> RECORD SET:
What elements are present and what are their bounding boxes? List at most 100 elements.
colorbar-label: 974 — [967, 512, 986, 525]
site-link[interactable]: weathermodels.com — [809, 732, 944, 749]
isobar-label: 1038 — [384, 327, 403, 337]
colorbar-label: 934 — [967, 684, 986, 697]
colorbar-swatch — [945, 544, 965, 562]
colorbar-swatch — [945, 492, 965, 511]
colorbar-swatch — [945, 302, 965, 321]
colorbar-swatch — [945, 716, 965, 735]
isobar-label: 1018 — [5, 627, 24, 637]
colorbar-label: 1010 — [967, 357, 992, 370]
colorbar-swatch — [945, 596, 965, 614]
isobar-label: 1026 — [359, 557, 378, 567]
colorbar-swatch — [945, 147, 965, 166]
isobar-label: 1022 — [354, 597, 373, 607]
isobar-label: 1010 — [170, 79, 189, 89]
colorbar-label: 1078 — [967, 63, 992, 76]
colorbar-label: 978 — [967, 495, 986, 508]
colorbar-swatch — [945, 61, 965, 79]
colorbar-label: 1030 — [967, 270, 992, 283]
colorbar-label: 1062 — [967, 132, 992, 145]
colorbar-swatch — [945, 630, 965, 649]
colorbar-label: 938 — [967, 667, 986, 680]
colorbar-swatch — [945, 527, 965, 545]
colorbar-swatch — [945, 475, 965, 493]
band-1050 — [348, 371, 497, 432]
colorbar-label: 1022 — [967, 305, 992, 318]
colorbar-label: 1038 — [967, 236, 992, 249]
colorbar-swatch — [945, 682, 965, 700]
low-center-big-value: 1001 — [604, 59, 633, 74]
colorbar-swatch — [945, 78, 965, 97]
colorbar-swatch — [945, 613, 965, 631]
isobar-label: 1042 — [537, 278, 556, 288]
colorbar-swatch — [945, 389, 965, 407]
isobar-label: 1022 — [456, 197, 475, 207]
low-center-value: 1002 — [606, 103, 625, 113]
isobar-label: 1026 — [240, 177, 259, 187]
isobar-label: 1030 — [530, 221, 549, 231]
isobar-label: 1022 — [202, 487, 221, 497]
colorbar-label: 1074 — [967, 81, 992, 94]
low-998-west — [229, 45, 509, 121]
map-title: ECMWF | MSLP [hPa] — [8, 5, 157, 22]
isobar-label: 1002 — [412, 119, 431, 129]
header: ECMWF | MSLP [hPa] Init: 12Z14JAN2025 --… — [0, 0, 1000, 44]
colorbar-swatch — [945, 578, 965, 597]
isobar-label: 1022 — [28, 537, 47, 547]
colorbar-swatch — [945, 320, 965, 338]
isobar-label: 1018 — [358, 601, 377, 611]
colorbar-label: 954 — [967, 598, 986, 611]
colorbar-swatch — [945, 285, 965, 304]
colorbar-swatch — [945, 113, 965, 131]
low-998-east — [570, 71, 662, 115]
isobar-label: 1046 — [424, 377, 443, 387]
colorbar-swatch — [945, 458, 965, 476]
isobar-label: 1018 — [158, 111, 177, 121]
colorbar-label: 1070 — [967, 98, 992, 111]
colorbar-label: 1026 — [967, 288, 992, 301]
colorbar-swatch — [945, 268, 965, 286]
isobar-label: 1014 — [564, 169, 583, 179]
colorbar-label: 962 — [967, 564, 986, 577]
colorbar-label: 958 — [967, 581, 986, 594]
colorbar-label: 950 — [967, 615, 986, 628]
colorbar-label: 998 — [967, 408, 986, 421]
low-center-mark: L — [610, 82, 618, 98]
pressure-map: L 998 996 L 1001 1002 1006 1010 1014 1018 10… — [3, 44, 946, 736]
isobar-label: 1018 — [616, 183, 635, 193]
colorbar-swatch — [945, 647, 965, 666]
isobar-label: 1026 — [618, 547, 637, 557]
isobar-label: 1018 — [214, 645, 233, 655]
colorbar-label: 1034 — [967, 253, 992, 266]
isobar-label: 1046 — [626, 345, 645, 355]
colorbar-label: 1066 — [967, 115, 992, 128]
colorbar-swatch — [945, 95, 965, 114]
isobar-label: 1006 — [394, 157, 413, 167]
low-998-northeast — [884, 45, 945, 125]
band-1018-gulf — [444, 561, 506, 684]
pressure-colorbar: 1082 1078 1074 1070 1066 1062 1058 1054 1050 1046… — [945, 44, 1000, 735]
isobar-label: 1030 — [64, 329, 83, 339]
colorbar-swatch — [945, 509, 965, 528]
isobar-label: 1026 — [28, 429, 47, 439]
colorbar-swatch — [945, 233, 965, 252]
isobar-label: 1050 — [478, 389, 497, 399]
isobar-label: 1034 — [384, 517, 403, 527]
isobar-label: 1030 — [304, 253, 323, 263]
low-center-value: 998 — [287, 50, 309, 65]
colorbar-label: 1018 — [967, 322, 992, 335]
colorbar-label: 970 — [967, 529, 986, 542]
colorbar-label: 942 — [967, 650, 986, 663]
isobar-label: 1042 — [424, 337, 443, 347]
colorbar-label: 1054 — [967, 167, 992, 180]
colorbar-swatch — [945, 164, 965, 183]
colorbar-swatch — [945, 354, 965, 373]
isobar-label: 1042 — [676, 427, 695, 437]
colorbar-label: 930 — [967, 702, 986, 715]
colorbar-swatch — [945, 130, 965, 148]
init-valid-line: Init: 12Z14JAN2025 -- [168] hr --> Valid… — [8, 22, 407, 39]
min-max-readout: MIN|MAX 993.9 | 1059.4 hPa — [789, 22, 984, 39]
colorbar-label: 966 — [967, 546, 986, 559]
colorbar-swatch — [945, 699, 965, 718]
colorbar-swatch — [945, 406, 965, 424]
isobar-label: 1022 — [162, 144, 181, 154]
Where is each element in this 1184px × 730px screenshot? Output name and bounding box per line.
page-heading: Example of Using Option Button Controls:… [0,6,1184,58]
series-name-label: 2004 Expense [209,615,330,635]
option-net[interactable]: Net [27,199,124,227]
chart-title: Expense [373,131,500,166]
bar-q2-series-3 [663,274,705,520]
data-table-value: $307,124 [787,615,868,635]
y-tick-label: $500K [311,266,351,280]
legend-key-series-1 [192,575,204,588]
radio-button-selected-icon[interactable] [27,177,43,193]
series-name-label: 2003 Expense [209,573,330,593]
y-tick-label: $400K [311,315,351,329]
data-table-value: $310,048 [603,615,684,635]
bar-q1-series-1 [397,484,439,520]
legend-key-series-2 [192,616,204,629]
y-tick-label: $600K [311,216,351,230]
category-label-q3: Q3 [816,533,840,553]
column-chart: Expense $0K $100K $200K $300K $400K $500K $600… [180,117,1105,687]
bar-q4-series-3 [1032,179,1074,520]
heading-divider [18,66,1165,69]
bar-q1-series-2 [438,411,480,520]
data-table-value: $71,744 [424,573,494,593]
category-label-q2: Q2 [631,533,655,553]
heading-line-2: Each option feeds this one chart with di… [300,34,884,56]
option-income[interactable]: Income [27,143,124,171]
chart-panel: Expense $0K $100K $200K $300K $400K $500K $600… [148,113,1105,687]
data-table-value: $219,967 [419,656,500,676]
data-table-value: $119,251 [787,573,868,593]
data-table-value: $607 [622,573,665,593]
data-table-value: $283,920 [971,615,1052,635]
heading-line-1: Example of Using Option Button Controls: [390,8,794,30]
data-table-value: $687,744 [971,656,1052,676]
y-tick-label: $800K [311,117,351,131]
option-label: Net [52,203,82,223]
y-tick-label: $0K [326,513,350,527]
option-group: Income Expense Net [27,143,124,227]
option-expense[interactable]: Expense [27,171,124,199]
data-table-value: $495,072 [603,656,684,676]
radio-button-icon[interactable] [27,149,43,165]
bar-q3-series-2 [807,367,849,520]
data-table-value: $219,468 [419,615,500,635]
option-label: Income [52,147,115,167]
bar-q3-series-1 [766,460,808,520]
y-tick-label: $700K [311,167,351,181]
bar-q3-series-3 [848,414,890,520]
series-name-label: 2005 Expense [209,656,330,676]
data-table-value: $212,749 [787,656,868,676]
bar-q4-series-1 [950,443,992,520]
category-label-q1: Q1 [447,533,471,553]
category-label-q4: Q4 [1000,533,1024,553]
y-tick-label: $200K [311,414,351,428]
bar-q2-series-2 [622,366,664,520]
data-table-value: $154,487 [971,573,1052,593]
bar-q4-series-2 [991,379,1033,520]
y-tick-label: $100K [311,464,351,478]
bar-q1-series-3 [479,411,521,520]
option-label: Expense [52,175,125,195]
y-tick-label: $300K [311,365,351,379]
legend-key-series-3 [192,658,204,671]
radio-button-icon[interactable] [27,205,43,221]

> OBJECTIVE: Count the lines in the entries above that contain the word "bounding", and reply with only that number.

> TASK ANSWER: 2